= Text block =

The American Legion Magazine
By Alan W. Dowd
It’s difficult to fault the motives of those who believe the world needs an International Criminal Court to combat genocide, war crimes and other crimes against humanity. For that matter, it’s difficult to argue with the rationale for such a body.
Genocide has deformed the very ethnic composition of mankind. Sadly, it’s almost as old as the concept of nationhood itself. Pharaoh tried to control the Israelites by exterminating their infant sons; other ancients did even worse. In our own time, Saddam Hussein carried out an internal genocide against his people. Slobodan Milosevic erased 250,000 Bosnian Muslims and Croat Catholics in a war of aggression. Sudanese Muslims have killed some two million Sudanese Christians. In the span of 100 days in 1994, 800,000 Tutsis were macheted to death by rival Hutu clans in Rwanda. And these latter-day monsters are just pale imitations of those who roamed the earth in the first 75 years of the 20th century: Lenin, Stalin and their heirs erased some 61 million. Hitler used Moscow’s terror to justify his own, killing 21 million people, including 6 million Jews, in an orgy of war crimes. In China, Mao Tse-Tung erased 37 million people. In Cambodia, Pol Pot murdered 2.4 million people. In North Korea, Kim Il-Sung butchered 1.66 million. In Yugoslavia, Tito would erase 1.1 million. In Ethiopia, the murder toll was 725,000. And the list goes on.

= To do =
**a)** Retype the part of the passage on genocide that opens with the words containing "The American Legion" and closes with "such a body.".
**b)** According to the passage on genocide, how many people did Pol Pot murder in Cambodia?
The material after this point comes from a different source than the passage on genocide.

= Given records =
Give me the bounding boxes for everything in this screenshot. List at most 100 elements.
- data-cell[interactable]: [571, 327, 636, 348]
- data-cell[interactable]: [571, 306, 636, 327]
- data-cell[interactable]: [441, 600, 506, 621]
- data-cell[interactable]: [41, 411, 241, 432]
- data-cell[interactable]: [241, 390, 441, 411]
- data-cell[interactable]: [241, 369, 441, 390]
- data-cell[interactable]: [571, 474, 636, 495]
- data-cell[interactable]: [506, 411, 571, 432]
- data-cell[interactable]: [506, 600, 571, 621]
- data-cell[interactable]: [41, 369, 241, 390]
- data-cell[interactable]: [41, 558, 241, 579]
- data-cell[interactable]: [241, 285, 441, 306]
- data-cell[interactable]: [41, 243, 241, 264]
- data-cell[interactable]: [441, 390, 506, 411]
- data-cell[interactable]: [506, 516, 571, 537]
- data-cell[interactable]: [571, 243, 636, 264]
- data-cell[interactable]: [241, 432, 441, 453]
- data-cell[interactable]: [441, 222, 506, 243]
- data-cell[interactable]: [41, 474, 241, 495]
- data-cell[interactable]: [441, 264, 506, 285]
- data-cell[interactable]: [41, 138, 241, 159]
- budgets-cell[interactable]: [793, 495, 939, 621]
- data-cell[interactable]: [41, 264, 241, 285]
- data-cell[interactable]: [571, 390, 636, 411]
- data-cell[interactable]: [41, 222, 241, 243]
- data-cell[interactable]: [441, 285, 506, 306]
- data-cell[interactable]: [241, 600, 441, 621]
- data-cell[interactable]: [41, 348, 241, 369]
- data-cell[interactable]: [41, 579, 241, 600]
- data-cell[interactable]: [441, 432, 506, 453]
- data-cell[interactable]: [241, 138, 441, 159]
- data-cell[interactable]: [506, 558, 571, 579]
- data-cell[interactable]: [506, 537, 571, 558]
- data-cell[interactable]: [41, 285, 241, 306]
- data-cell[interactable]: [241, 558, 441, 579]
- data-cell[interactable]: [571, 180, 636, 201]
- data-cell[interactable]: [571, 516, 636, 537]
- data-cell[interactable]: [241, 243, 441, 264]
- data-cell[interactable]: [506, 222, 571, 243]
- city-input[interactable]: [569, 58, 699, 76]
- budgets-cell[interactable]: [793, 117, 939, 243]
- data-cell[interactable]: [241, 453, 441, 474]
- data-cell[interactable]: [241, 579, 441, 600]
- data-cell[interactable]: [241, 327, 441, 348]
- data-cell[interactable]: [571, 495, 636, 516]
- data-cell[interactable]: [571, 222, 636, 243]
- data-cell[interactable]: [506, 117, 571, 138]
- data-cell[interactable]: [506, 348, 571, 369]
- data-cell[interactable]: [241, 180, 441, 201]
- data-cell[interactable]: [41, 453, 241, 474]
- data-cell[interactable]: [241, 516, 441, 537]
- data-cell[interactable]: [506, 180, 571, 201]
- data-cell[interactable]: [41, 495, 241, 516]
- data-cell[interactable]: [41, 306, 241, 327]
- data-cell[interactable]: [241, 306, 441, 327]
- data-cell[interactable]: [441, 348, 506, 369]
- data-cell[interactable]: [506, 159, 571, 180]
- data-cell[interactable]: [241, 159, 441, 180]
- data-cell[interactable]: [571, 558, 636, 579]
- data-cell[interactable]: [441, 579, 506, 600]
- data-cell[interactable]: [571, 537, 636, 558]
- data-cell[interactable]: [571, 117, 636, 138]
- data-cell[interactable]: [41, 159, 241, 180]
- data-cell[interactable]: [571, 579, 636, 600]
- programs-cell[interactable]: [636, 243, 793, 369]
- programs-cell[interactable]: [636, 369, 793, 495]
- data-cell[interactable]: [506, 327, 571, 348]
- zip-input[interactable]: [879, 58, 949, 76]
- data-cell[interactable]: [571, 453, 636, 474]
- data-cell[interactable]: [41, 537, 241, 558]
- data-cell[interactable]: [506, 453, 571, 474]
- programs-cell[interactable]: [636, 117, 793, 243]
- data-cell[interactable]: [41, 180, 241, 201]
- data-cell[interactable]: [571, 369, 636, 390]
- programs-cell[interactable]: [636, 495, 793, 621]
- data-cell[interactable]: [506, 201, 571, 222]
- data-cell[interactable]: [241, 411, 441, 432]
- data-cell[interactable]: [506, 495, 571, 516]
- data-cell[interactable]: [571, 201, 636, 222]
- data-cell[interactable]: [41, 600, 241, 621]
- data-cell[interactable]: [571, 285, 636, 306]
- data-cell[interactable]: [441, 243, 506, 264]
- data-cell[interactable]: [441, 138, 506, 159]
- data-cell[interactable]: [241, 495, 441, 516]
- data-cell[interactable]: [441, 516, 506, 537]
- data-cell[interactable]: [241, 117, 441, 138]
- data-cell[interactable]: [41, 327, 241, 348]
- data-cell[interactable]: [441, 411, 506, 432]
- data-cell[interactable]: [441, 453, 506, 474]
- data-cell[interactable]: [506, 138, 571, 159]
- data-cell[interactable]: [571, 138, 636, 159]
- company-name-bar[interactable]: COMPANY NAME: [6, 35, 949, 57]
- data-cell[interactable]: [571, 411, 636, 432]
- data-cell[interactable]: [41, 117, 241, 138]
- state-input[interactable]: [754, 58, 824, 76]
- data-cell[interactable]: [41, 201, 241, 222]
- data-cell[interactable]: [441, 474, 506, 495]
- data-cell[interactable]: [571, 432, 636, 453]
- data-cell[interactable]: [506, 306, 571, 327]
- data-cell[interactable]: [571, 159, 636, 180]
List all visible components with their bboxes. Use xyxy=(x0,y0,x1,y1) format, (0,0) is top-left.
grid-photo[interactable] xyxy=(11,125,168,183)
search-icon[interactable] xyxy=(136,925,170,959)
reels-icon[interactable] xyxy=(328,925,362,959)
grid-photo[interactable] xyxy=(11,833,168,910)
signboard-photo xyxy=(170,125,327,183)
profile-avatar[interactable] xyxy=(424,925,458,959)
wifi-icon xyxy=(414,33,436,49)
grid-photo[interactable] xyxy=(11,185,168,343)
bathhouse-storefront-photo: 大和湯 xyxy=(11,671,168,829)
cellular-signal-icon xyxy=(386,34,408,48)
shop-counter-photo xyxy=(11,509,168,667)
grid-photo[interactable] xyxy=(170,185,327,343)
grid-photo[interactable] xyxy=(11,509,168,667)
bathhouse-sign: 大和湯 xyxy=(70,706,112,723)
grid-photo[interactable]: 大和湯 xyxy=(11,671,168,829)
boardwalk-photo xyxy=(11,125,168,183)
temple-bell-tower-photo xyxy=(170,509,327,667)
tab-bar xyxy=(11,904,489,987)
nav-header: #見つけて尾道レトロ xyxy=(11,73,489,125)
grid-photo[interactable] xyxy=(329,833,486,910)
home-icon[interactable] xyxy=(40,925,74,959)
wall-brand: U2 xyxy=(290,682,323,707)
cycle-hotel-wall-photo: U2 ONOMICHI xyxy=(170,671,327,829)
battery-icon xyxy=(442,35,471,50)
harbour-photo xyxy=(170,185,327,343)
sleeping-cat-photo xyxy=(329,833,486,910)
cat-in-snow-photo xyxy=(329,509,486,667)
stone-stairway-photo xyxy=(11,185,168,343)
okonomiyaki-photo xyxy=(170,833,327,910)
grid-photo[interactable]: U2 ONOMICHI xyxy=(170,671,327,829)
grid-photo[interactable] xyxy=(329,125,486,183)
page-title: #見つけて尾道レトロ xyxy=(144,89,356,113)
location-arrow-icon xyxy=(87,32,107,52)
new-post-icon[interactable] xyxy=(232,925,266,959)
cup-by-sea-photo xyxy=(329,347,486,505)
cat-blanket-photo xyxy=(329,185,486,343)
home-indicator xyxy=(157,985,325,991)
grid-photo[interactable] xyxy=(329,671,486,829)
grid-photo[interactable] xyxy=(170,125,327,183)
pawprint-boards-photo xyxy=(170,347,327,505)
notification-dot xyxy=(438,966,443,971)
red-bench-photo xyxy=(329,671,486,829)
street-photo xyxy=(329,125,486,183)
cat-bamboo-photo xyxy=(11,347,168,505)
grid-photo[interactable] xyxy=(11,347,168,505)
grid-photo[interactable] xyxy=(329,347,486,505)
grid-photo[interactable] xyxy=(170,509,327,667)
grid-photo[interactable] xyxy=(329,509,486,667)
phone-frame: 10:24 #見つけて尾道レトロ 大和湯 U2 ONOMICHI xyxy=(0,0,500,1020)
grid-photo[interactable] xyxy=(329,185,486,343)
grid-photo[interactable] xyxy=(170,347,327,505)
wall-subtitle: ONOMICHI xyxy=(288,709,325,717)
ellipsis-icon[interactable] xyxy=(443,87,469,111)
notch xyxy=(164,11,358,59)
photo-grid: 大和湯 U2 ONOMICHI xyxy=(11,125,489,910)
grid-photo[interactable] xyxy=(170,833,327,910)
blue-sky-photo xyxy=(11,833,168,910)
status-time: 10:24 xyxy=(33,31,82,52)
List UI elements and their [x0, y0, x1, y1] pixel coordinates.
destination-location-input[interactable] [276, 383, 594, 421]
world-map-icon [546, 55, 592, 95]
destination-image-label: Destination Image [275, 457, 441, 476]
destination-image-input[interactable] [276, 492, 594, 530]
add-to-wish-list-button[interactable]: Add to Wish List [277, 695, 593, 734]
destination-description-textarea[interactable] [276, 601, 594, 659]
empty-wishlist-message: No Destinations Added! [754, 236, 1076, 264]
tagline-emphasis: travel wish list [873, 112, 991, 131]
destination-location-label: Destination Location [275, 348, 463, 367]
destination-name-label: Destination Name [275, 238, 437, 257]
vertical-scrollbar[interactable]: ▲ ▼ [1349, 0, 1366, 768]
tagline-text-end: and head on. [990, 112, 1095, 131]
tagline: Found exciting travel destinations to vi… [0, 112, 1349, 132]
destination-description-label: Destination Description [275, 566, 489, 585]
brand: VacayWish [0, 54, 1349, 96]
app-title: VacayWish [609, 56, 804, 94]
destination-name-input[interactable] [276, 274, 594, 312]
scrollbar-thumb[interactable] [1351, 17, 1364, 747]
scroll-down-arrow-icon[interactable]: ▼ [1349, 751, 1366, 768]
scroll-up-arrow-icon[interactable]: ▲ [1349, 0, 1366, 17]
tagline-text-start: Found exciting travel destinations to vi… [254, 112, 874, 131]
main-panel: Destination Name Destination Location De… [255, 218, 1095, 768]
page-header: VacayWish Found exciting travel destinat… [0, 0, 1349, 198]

= Exercise responses =
**a)**
The American Legion Magazine
By Alan W. Dowd
It’s difficult to fault the motives of those who believe the world needs an International Criminal Court to combat genocide, war crimes and other crimes against humanity. For that matter, it’s difficult to argue with the rationale for such a body.

**b)** 2.4 million people.